What the task requires =
Reproduce exactly the lines below, starting with the line that contains "Serialize everything readable" and ending with the last line of the records, both included, and nothing else.

* START Given records *

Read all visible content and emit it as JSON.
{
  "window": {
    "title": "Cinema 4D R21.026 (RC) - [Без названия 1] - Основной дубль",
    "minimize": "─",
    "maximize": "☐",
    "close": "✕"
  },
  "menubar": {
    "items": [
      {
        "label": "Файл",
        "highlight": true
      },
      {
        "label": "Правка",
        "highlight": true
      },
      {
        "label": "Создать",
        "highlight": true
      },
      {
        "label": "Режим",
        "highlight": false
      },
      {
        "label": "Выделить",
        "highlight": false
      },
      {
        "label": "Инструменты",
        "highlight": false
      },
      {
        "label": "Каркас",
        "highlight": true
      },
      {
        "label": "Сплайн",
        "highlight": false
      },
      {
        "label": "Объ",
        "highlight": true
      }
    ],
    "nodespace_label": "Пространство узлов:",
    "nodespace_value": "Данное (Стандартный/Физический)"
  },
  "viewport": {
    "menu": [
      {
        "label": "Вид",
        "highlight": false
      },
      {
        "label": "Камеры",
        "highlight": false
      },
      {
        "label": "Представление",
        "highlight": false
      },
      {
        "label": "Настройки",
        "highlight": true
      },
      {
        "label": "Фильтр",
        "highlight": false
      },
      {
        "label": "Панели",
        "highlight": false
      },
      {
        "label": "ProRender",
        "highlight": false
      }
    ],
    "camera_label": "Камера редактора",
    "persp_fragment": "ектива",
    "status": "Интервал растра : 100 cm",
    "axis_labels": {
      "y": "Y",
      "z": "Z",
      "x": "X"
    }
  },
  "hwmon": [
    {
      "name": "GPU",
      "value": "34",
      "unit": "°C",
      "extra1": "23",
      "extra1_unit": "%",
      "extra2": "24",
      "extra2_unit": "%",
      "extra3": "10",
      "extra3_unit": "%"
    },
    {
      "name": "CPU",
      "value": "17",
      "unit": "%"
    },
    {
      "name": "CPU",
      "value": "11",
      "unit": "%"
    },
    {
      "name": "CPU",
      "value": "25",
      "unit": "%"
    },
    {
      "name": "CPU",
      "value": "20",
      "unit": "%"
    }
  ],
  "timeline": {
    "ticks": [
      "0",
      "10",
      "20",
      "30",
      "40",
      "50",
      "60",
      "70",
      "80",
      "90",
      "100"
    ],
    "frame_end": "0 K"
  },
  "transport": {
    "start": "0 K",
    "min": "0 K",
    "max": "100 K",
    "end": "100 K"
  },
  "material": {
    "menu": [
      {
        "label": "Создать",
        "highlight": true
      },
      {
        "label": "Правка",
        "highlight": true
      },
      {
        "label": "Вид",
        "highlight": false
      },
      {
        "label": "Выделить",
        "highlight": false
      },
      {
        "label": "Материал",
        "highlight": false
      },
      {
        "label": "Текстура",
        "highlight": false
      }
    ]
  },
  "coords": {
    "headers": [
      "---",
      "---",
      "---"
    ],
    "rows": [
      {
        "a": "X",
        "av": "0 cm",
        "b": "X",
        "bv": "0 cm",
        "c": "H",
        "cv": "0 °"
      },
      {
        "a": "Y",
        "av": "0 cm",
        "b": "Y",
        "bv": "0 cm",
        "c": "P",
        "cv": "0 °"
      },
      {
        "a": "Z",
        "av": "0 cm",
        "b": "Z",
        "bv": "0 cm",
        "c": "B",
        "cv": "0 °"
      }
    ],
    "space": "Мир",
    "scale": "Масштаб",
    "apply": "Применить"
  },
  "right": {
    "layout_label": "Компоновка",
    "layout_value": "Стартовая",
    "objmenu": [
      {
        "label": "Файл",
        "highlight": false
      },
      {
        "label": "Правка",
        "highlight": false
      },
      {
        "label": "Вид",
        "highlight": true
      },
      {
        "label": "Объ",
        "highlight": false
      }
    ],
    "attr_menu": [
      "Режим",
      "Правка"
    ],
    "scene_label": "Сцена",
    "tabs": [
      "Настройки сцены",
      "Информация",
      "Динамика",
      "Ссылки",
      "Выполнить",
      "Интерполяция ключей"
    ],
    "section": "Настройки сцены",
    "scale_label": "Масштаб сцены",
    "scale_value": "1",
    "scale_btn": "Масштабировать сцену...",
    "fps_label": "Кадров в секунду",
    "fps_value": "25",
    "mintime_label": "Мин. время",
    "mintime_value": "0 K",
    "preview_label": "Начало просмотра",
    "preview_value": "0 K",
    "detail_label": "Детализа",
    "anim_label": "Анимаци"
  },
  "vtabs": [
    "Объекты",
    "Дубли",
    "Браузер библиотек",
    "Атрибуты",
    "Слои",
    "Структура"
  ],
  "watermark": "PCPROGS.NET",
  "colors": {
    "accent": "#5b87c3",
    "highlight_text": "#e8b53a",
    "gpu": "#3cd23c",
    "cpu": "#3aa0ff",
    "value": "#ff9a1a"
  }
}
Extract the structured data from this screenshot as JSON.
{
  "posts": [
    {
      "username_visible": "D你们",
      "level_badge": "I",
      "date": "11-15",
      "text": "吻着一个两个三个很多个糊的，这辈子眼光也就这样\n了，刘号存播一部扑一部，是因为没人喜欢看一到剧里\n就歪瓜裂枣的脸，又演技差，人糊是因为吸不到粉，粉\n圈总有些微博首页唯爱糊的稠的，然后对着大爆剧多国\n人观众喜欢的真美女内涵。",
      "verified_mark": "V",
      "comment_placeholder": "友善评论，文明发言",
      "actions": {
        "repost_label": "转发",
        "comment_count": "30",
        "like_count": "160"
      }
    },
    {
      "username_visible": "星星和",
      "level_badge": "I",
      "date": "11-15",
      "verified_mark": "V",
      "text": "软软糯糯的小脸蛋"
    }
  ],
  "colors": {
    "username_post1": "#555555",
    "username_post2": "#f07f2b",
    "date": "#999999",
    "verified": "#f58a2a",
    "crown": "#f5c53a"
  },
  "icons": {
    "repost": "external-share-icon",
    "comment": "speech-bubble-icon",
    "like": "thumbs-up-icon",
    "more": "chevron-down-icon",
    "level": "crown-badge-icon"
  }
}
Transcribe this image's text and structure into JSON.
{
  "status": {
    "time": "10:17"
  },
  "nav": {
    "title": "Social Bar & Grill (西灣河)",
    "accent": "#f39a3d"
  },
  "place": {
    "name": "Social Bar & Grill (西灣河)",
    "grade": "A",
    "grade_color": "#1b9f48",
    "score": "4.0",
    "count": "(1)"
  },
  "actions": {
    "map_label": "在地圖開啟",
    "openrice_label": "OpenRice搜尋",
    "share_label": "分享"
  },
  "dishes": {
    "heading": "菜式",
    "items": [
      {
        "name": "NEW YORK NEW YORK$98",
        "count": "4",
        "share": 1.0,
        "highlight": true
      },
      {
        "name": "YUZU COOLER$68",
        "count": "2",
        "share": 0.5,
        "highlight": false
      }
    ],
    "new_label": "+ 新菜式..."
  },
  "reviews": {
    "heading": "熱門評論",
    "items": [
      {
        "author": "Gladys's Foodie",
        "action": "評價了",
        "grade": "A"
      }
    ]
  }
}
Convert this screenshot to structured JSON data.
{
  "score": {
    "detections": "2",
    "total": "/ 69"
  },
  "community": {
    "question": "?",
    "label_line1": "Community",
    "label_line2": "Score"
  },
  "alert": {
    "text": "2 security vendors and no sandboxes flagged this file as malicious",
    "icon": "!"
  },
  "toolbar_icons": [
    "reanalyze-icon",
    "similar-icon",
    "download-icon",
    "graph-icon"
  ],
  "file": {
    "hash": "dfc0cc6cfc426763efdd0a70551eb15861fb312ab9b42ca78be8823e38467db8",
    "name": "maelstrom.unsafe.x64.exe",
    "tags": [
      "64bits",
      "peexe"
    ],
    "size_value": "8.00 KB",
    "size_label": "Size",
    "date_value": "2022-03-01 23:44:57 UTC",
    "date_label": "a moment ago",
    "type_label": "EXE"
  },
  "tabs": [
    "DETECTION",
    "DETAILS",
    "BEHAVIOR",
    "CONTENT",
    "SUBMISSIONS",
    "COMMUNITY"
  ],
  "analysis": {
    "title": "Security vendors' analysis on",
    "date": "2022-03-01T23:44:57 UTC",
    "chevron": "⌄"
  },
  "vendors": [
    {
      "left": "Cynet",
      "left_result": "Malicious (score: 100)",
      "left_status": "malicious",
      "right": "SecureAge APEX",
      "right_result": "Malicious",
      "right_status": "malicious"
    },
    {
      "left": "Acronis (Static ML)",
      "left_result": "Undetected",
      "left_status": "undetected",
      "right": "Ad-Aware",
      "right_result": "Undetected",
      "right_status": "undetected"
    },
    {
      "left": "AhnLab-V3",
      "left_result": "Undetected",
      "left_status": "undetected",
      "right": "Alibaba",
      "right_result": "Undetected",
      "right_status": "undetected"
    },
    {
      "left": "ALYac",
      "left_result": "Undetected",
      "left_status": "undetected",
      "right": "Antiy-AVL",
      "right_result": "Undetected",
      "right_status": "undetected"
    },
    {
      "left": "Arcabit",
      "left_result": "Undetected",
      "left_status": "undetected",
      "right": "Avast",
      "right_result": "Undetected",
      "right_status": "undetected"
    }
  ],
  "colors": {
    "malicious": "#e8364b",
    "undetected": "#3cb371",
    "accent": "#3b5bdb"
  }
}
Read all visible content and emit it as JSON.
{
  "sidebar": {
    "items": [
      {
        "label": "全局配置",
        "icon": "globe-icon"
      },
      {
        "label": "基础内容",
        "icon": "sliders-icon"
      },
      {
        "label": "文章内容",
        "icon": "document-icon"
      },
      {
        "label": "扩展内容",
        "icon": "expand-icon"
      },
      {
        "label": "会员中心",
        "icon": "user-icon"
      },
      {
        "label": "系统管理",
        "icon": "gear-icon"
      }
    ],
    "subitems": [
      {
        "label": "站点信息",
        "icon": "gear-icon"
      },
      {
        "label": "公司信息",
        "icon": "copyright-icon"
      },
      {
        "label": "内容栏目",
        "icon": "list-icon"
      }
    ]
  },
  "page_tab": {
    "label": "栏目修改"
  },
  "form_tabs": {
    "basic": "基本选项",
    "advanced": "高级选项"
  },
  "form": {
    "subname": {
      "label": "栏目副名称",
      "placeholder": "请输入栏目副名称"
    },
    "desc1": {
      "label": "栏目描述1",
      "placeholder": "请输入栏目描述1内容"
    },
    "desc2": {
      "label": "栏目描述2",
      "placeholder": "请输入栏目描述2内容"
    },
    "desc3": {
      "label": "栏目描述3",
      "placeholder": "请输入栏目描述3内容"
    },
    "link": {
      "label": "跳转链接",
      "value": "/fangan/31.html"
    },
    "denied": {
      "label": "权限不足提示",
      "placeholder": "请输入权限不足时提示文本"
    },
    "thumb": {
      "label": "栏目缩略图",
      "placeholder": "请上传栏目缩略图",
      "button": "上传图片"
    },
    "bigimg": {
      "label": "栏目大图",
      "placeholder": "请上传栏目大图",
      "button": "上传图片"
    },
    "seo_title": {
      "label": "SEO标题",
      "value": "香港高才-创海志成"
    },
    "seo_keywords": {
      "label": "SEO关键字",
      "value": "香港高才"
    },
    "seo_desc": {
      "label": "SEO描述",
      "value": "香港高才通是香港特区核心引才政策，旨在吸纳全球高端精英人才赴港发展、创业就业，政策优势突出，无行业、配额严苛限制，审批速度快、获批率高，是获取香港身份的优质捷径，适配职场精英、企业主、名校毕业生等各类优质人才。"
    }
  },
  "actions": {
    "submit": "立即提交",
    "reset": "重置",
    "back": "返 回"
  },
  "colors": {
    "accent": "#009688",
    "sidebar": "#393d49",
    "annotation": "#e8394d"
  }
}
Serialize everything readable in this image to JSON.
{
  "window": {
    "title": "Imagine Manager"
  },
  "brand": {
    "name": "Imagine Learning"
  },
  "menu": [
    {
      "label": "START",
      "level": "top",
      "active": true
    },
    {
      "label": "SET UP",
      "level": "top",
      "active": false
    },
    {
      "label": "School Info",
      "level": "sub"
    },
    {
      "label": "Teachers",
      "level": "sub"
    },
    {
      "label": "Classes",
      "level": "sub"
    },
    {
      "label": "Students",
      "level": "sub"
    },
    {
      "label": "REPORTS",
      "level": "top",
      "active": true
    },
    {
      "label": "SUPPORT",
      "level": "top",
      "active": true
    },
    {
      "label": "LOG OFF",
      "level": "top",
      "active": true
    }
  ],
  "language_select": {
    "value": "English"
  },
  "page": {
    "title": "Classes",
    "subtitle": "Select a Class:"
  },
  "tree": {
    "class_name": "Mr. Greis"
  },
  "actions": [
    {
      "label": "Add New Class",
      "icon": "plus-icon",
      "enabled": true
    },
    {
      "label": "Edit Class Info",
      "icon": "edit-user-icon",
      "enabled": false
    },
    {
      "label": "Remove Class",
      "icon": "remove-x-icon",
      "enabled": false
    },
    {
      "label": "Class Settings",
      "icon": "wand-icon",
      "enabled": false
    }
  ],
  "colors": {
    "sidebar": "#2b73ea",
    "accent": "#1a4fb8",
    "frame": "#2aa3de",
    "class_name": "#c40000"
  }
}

* END Given records *

Exercise result =
Serialize everything readable in this image to JSON.
{
  "window": {
    "title": "Imagine Manager"
  },
  "brand": {
    "name": "Imagine Learning"
  },
  "menu": [
    {
      "label": "START",
      "level": "top",
      "active": true
    },
    {
      "label": "SET UP",
      "level": "top",
      "active": false
    },
    {
      "label": "School Info",
      "level": "sub"
    },
    {
      "label": "Teachers",
      "level": "sub"
    },
    {
      "label": "Classes",
      "level": "sub"
    },
    {
      "label": "Students",
      "level": "sub"
    },
    {
      "label": "REPORTS",
      "level": "top",
      "active": true
    },
    {
      "label": "SUPPORT",
      "level": "top",
      "active": true
    },
    {
      "label": "LOG OFF",
      "level": "top",
      "active": true
    }
  ],
  "language_select": {
    "value": "English"
  },
  "page": {
    "title": "Classes",
    "subtitle": "Select a Class:"
  },
  "tree": {
    "class_name": "Mr. Greis"
  },
  "actions": [
    {
      "label": "Add New Class",
      "icon": "plus-icon",
      "enabled": true
    },
    {
      "label": "Edit Class Info",
      "icon": "edit-user-icon",
      "enabled": false
    },
    {
      "label": "Remove Class",
      "icon": "remove-x-icon",
      "enabled": false
    },
    {
      "label": "Class Settings",
      "icon": "wand-icon",
      "enabled": false
    }
  ],
  "colors": {
    "sidebar": "#2b73ea",
    "accent": "#1a4fb8",
    "frame": "#2aa3de",
    "class_name": "#c40000"
  }
}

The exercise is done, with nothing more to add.